ITEMS:
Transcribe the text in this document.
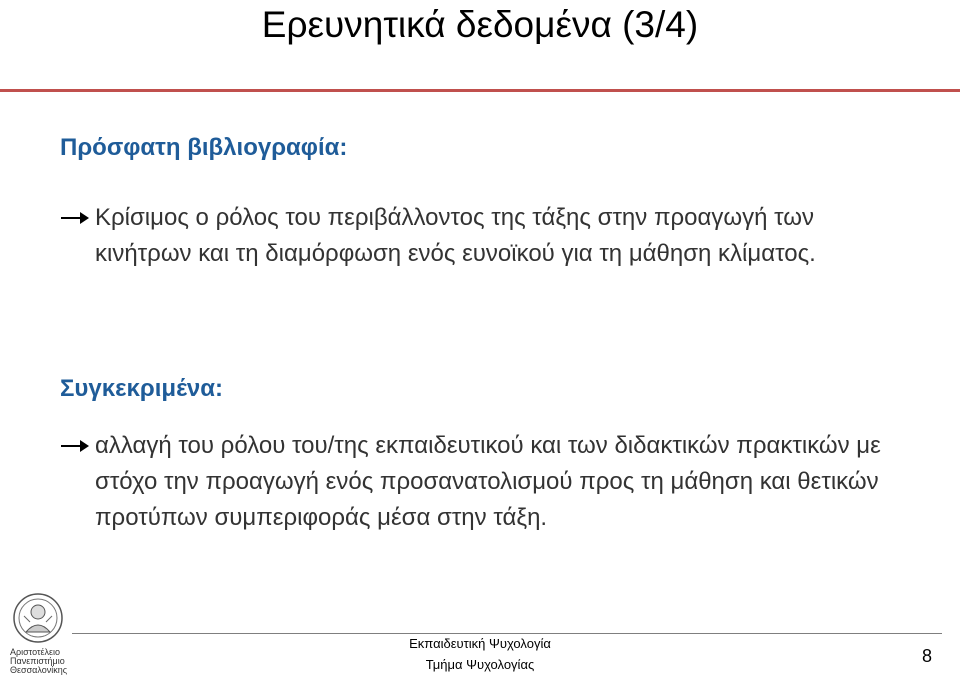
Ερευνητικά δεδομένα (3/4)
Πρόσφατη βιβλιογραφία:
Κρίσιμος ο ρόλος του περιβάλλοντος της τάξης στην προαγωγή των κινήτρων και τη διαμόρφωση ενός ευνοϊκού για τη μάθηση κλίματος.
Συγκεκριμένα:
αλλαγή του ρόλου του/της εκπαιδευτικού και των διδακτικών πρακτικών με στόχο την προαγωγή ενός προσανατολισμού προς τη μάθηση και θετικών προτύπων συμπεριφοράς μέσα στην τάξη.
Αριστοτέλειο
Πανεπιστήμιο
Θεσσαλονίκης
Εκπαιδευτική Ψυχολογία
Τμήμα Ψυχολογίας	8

EXERCISE DIRECTIONS: Reply with the number of lines in the data that include the string "προαγωγή" and nothing else.

THE REPLY: 2